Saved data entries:
◇ ◇ ◇ ◇

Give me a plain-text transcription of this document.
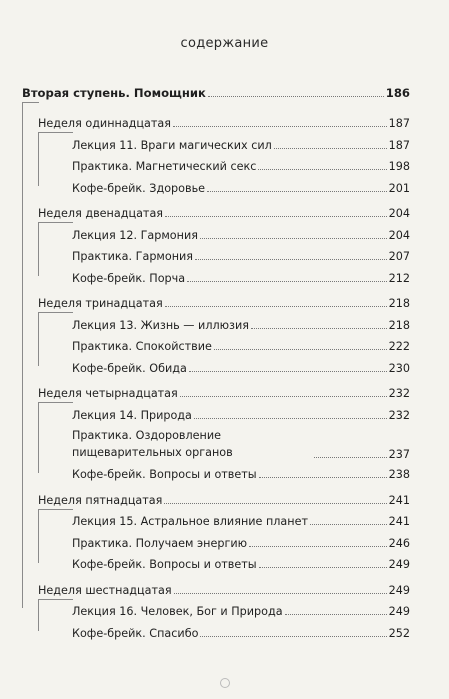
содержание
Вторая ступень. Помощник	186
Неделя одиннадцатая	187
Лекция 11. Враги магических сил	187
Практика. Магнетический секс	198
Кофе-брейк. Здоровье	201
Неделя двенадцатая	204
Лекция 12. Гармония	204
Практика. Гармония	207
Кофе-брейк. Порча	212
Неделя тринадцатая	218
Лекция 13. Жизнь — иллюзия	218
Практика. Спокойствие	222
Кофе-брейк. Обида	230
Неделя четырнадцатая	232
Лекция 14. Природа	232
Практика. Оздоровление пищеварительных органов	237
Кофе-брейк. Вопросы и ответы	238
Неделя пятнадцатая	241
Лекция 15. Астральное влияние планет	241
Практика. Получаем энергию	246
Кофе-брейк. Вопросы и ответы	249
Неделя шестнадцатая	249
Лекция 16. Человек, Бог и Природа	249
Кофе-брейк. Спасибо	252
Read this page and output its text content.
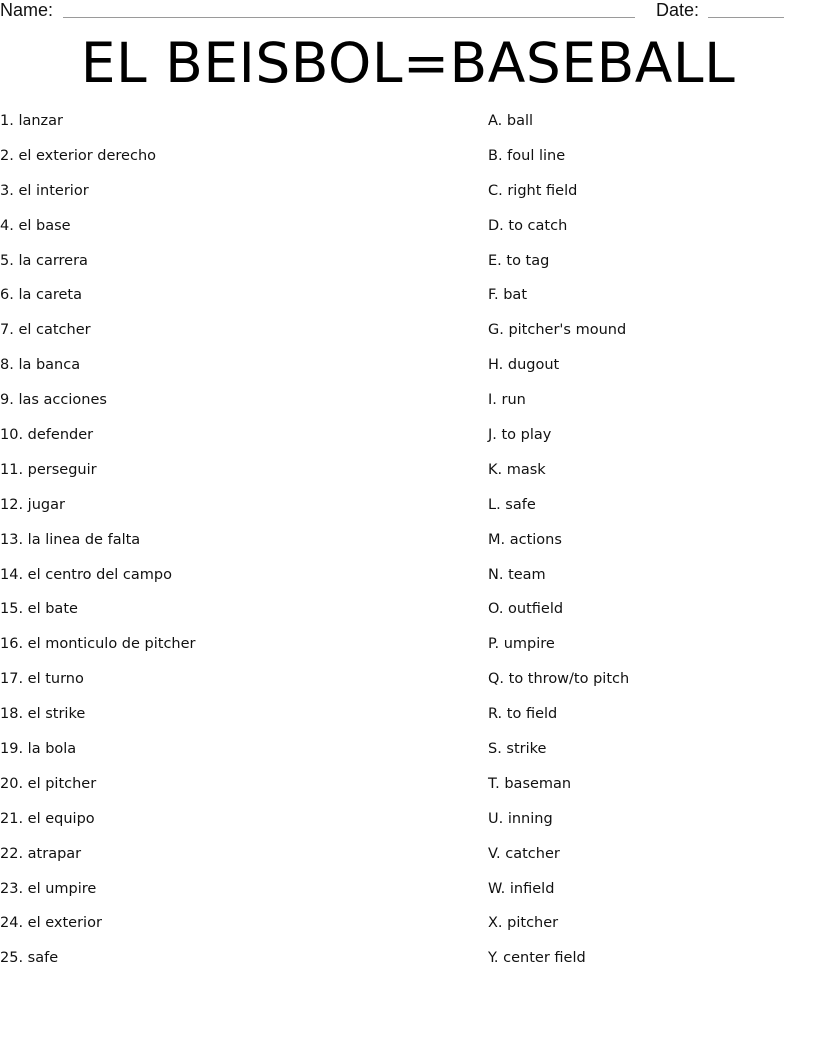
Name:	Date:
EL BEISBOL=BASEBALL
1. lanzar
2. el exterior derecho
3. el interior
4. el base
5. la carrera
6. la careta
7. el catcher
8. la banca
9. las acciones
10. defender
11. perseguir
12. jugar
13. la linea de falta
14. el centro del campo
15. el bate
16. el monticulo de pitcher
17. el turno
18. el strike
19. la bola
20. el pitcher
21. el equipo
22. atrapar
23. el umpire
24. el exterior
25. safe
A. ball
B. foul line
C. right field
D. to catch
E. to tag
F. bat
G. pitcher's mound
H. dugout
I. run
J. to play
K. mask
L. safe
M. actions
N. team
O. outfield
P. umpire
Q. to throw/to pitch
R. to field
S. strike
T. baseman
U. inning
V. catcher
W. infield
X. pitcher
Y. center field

◇ ◇ ◇ ◇

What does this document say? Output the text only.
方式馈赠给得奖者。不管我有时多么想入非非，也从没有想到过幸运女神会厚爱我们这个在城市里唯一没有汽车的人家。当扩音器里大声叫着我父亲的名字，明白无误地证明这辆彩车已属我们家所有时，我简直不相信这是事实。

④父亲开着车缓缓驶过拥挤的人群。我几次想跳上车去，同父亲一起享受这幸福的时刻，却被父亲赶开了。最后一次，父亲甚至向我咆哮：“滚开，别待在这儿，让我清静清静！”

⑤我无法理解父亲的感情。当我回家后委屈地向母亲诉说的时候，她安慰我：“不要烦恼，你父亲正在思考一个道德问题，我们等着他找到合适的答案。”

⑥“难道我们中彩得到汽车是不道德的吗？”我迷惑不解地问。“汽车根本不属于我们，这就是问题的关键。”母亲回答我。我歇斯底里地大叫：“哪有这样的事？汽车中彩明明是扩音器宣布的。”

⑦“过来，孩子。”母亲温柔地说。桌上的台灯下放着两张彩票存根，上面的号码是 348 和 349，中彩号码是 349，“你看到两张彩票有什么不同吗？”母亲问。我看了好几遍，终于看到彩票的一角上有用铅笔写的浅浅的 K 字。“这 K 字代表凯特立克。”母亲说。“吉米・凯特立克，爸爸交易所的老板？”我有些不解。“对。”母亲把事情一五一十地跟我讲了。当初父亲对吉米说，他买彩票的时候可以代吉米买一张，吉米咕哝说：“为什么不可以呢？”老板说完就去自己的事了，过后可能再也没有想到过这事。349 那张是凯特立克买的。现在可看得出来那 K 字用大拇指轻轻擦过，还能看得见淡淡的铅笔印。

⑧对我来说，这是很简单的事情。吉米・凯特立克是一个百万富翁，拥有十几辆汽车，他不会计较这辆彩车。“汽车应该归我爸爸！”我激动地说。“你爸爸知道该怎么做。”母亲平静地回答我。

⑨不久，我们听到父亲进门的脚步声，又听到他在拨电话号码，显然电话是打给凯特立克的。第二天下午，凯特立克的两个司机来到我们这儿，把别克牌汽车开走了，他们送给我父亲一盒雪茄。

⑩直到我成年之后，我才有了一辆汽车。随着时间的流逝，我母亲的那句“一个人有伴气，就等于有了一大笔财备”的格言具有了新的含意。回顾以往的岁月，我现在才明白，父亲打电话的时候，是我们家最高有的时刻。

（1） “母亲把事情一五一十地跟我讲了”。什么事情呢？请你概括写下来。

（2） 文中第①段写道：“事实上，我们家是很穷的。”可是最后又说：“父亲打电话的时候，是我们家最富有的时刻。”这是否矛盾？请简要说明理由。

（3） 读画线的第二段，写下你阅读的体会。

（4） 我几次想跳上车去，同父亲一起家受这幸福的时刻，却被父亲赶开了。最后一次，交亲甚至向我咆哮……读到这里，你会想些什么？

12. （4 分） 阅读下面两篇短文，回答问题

◇ ◇ ◇ ◇

(Stated goal)
Wherever "Практика" shows up in a line, copy that line.

(Answer in full)
Практика. Магнетический секс	198
Практика. Гармония	207
Практика. Спокойствие	222
Практика. Оздоровление пищеварительных органов	237
Практика. Получаем энергию	246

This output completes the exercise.